Work to do: Determine the number of lines containing the word "ROAD", and state that figure alone.

Items from a figure collection
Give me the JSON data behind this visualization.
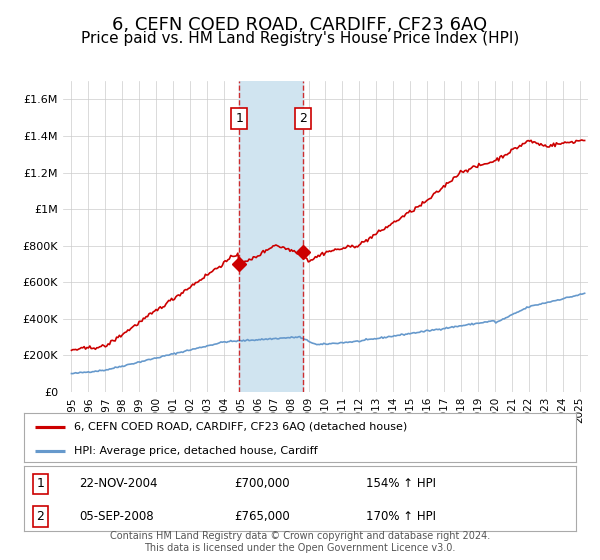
{
  "title": "6, CEFN COED ROAD, CARDIFF, CF23 6AQ",
  "subtitle": "Price paid vs. HM Land Registry's House Price Index (HPI)",
  "title_fontsize": 13,
  "subtitle_fontsize": 11,
  "background_color": "#ffffff",
  "plot_bg_color": "#ffffff",
  "grid_color": "#cccccc",
  "red_line_color": "#cc0000",
  "blue_line_color": "#6699cc",
  "sale1_date": 2004.9,
  "sale1_value": 700000,
  "sale1_label": "1",
  "sale2_date": 2008.67,
  "sale2_value": 765000,
  "sale2_label": "2",
  "shade_start": 2004.9,
  "shade_end": 2008.67,
  "shade_color": "#d0e4f0",
  "vline_color": "#cc0000",
  "vline_alpha": 0.8,
  "ylim_min": 0,
  "ylim_max": 1700000,
  "xlim_min": 1994.5,
  "xlim_max": 2025.5,
  "ytick_values": [
    0,
    200000,
    400000,
    600000,
    800000,
    1000000,
    1200000,
    1400000,
    1600000
  ],
  "ytick_labels": [
    "£0",
    "£200K",
    "£400K",
    "£600K",
    "£800K",
    "£1M",
    "£1.2M",
    "£1.4M",
    "£1.6M"
  ],
  "xtick_values": [
    1995,
    1996,
    1997,
    1998,
    1999,
    2000,
    2001,
    2002,
    2003,
    2004,
    2005,
    2006,
    2007,
    2008,
    2009,
    2010,
    2011,
    2012,
    2013,
    2014,
    2015,
    2016,
    2017,
    2018,
    2019,
    2020,
    2021,
    2022,
    2023,
    2024,
    2025
  ],
  "legend_entries": [
    {
      "label": "6, CEFN COED ROAD, CARDIFF, CF23 6AQ (detached house)",
      "color": "#cc0000",
      "lw": 1.5
    },
    {
      "label": "HPI: Average price, detached house, Cardiff",
      "color": "#6699cc",
      "lw": 1.5
    }
  ],
  "table_rows": [
    {
      "num": "1",
      "date": "22-NOV-2004",
      "price": "£700,000",
      "pct": "154% ↑ HPI"
    },
    {
      "num": "2",
      "date": "05-SEP-2008",
      "price": "£765,000",
      "pct": "170% ↑ HPI"
    }
  ],
  "footnote": "Contains HM Land Registry data © Crown copyright and database right 2024.\nThis data is licensed under the Open Government Licence v3.0.",
  "footnote_fontsize": 7
}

Solution to the problem: 2